→ **Excerpted data**

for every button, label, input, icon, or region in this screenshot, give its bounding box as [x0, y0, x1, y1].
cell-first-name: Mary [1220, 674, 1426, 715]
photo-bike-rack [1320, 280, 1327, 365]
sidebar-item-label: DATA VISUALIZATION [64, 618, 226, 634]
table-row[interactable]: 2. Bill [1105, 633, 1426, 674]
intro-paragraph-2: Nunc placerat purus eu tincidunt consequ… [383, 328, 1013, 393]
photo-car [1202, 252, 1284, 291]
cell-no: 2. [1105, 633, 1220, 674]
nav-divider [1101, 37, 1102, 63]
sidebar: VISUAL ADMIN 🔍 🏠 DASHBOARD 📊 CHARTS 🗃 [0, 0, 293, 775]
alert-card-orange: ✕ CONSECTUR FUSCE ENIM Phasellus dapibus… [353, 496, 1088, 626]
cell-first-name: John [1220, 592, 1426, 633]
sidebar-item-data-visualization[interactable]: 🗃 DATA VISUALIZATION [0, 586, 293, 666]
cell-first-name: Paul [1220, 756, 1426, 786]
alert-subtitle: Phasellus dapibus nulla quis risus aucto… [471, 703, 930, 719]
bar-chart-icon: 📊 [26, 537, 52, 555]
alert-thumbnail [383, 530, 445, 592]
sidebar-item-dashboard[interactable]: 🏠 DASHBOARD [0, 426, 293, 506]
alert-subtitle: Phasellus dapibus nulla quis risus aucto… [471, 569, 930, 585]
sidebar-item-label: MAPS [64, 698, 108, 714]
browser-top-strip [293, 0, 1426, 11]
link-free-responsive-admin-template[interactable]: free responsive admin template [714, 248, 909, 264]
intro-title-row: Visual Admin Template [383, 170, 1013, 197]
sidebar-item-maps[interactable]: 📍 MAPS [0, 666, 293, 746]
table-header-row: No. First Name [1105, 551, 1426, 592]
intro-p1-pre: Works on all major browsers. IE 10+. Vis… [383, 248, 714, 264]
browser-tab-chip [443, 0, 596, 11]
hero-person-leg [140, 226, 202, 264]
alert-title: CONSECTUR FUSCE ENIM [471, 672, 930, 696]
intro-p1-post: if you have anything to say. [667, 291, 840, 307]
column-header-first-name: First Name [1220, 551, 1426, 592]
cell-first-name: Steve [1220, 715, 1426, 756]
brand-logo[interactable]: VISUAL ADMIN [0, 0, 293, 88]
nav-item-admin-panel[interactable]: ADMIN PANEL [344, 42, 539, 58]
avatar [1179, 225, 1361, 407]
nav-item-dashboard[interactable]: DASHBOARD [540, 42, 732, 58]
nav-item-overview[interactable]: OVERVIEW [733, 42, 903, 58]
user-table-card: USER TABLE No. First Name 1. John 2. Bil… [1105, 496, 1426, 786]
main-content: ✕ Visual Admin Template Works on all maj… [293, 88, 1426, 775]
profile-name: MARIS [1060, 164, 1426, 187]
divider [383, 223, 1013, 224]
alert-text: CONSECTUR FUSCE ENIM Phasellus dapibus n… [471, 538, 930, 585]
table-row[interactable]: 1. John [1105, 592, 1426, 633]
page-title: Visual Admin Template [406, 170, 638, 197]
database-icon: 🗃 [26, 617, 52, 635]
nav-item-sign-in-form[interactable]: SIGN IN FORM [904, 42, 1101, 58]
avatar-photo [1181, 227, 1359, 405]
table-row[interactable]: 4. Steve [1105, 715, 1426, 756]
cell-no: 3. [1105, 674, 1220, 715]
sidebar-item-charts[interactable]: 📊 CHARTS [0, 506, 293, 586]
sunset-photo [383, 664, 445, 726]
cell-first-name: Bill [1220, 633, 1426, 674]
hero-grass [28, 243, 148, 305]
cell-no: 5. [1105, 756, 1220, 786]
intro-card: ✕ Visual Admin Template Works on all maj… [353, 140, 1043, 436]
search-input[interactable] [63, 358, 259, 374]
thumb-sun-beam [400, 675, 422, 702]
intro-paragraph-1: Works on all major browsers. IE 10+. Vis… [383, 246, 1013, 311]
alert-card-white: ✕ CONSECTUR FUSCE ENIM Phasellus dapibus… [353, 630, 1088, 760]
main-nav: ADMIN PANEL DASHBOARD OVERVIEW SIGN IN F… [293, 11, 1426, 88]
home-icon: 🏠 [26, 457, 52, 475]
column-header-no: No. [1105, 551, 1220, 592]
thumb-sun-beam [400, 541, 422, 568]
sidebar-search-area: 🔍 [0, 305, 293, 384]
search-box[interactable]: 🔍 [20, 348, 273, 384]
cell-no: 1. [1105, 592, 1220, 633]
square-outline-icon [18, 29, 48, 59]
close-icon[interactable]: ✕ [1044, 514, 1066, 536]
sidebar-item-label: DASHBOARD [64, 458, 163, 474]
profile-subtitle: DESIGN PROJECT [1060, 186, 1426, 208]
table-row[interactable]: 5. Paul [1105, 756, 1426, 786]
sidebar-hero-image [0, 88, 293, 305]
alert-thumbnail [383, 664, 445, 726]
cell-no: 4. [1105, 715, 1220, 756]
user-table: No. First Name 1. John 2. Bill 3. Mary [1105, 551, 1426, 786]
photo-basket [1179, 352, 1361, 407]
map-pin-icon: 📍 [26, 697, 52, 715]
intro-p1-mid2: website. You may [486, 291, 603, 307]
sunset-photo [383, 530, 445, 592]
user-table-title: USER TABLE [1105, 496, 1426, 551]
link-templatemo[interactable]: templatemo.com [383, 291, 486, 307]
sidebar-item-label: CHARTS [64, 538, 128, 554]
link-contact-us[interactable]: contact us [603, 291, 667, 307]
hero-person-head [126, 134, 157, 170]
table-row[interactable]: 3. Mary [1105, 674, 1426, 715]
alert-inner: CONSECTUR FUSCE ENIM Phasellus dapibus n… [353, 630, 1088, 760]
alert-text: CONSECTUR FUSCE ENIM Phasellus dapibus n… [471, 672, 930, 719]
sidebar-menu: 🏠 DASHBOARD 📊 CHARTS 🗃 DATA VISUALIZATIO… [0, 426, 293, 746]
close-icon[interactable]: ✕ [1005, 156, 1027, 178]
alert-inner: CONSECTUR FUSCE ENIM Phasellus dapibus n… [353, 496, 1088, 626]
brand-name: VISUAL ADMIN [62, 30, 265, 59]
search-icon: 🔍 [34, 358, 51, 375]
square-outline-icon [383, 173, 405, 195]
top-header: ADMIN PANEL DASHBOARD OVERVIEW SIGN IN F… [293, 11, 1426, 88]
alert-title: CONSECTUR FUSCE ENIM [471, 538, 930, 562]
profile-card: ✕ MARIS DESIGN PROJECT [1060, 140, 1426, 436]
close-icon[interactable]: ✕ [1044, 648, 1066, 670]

→ **What you are asked to do**
Rewrite every line of the records above as a Markdown table with the columns "Row" and "Text", numbering each row and leaving out any blank lines.

→ **Answer below**
| Row | Text |
|---|---|
| 1 | for every button, label, input, icon, or region in this screenshot, give its bounding box as [x0, y0, x1, y1]. |
| 2 | cell-first-name: Mary [1220, 674, 1426, 715] |
| 3 | photo-bike-rack [1320, 280, 1327, 365] |
| 4 | sidebar-item-label: DATA VISUALIZATION [64, 618, 226, 634] |
| 5 | table-row[interactable]: 2. Bill [1105, 633, 1426, 674] |
| 6 | intro-paragraph-2: Nunc placerat purus eu tincidunt consequ… [383, 328, 1013, 393] |
| 7 | photo-car [1202, 252, 1284, 291] |
| 8 | cell-no: 2. [1105, 633, 1220, 674] |
| 9 | nav-divider [1101, 37, 1102, 63] |
| 10 | sidebar: VISUAL ADMIN 🔍 🏠 DASHBOARD 📊 CHARTS 🗃 [0, 0, 293, 775] |
| 11 | alert-card-orange: ✕ CONSECTUR FUSCE ENIM Phasellus dapibus… [353, 496, 1088, 626] |
| 12 | cell-first-name: John [1220, 592, 1426, 633] |
| 13 | sidebar-item-data-visualization[interactable]: 🗃 DATA VISUALIZATION [0, 586, 293, 666] |
| 14 | cell-first-name: Paul [1220, 756, 1426, 786] |
| 15 | alert-subtitle: Phasellus dapibus nulla quis risus aucto… [471, 703, 930, 719] |
| 16 | bar-chart-icon: 📊 [26, 537, 52, 555] |
| 17 | alert-thumbnail [383, 530, 445, 592] |
| 18 | sidebar-item-dashboard[interactable]: 🏠 DASHBOARD [0, 426, 293, 506] |
| 19 | alert-subtitle: Phasellus dapibus nulla quis risus aucto… [471, 569, 930, 585] |
| 20 | sidebar-item-label: MAPS [64, 698, 108, 714] |
| 21 | browser-top-strip [293, 0, 1426, 11] |
| 22 | link-free-responsive-admin-template[interactable]: free responsive admin template [714, 248, 909, 264] |
| 23 | intro-title-row: Visual Admin Template [383, 170, 1013, 197] |
| 24 | sidebar-item-maps[interactable]: 📍 MAPS [0, 666, 293, 746] |
| 25 | table-header-row: No. First Name [1105, 551, 1426, 592] |
| 26 | intro-p1-pre: Works on all major browsers. IE 10+. Vis… [383, 248, 714, 264] |
| 27 | browser-tab-chip [443, 0, 596, 11] |
| 28 | hero-person-leg [140, 226, 202, 264] |
| 29 | alert-title: CONSECTUR FUSCE ENIM [471, 672, 930, 696] |
| 30 | intro-p1-post: if you have anything to say. [667, 291, 840, 307] |
| 31 | column-header-first-name: First Name [1220, 551, 1426, 592] |
| 32 | cell-first-name: Steve [1220, 715, 1426, 756] |
| 33 | brand-logo[interactable]: VISUAL ADMIN [0, 0, 293, 88] |
| 34 | nav-item-admin-panel[interactable]: ADMIN PANEL [344, 42, 539, 58] |
| 35 | avatar [1179, 225, 1361, 407] |
| 36 | nav-item-dashboard[interactable]: DASHBOARD [540, 42, 732, 58] |
| 37 | nav-item-overview[interactable]: OVERVIEW [733, 42, 903, 58] |
| 38 | user-table-card: USER TABLE No. First Name 1. John 2. Bil… [1105, 496, 1426, 786] |
| 39 | main-content: ✕ Visual Admin Template Works on all maj… [293, 88, 1426, 775] |
| 40 | profile-name: MARIS [1060, 164, 1426, 187] |
| 41 | divider [383, 223, 1013, 224] |
| 42 | alert-text: CONSECTUR FUSCE ENIM Phasellus dapibus n… [471, 538, 930, 585] |
| 43 | table-row[interactable]: 1. John [1105, 592, 1426, 633] |
| 44 | page-title: Visual Admin Template [406, 170, 638, 197] |
| 45 | database-icon: 🗃 [26, 617, 52, 635] |
| 46 | nav-item-sign-in-form[interactable]: SIGN IN FORM [904, 42, 1101, 58] |
| 47 | avatar-photo [1181, 227, 1359, 405] |
| 48 | table-row[interactable]: 4. Steve [1105, 715, 1426, 756] |
| 49 | cell-no: 3. [1105, 674, 1220, 715] |
| 50 | sidebar-item-charts[interactable]: 📊 CHARTS [0, 506, 293, 586] |
| 51 | sunset-photo [383, 664, 445, 726] |
| 52 | cell-first-name: Bill [1220, 633, 1426, 674] |
| 53 | hero-grass [28, 243, 148, 305] |
| 54 | cell-no: 5. [1105, 756, 1220, 786] |
| 55 | intro-card: ✕ Visual Admin Template Works on all maj… [353, 140, 1043, 436] |
| 56 | search-input[interactable] [63, 358, 259, 374] |
| 57 | thumb-sun-beam [400, 675, 422, 702] |
| 58 | intro-paragraph-1: Works on all major browsers. IE 10+. Vis… [383, 246, 1013, 311] |
| 59 | alert-card-white: ✕ CONSECTUR FUSCE ENIM Phasellus dapibus… [353, 630, 1088, 760] |
| 60 | main-nav: ADMIN PANEL DASHBOARD OVERVIEW SIGN IN F… [293, 11, 1426, 88] |
| 61 | home-icon: 🏠 [26, 457, 52, 475] |
| 62 | column-header-no: No. [1105, 551, 1220, 592] |
| 63 | thumb-sun-beam [400, 541, 422, 568] |
| 64 | sidebar-search-area: 🔍 [0, 305, 293, 384] |
| 65 | search-box[interactable]: 🔍 [20, 348, 273, 384] |
| 66 | cell-no: 1. [1105, 592, 1220, 633] |
| 67 | square-outline-icon [18, 29, 48, 59] |
| 68 | close-icon[interactable]: ✕ [1044, 514, 1066, 536] |
| 69 | sidebar-item-label: DASHBOARD [64, 458, 163, 474] |
| 70 | profile-subtitle: DESIGN PROJECT [1060, 186, 1426, 208] |
| 71 | table-row[interactable]: 5. Paul [1105, 756, 1426, 786] |
| 72 | sidebar-hero-image [0, 88, 293, 305] |
| 73 | alert-thumbnail [383, 664, 445, 726] |
| 74 | cell-no: 4. [1105, 715, 1220, 756] |
| 75 | user-table: No. First Name 1. John 2. Bill 3. Mary [1105, 551, 1426, 786] |
| 76 | photo-basket [1179, 352, 1361, 407] |
| 77 | map-pin-icon: 📍 [26, 697, 52, 715] |
| 78 | intro-p1-mid2: website. You may [486, 291, 603, 307] |
| 79 | sunset-photo [383, 530, 445, 592] |
| 80 | user-table-title: USER TABLE [1105, 496, 1426, 551] |
| 81 | link-templatemo[interactable]: templatemo.com [383, 291, 486, 307] |
| 82 | sidebar-item-label: CHARTS [64, 538, 128, 554] |
| 83 | link-contact-us[interactable]: contact us [603, 291, 667, 307] |
| 84 | hero-person-head [126, 134, 157, 170] |
| 85 | table-row[interactable]: 3. Mary [1105, 674, 1426, 715] |
| 86 | alert-inner: CONSECTUR FUSCE ENIM Phasellus dapibus n… [353, 630, 1088, 760] |
| 87 | alert-text: CONSECTUR FUSCE ENIM Phasellus dapibus n… [471, 672, 930, 719] |
| 88 | sidebar-menu: 🏠 DASHBOARD 📊 CHARTS 🗃 DATA VISUALIZATIO… [0, 426, 293, 746] |
| 89 | close-icon[interactable]: ✕ [1005, 156, 1027, 178] |
| 90 | alert-inner: CONSECTUR FUSCE ENIM Phasellus dapibus n… [353, 496, 1088, 626] |
| 91 | brand-name: VISUAL ADMIN [62, 30, 265, 59] |
| 92 | search-icon: 🔍 [34, 358, 51, 375] |
| 93 | square-outline-icon [383, 173, 405, 195] |
| 94 | top-header: ADMIN PANEL DASHBOARD OVERVIEW SIGN IN F… [293, 11, 1426, 88] |
| 95 | alert-title: CONSECTUR FUSCE ENIM [471, 538, 930, 562] |
| 96 | profile-card: ✕ MARIS DESIGN PROJECT [1060, 140, 1426, 436] |
| 97 | close-icon[interactable]: ✕ [1044, 648, 1066, 670] |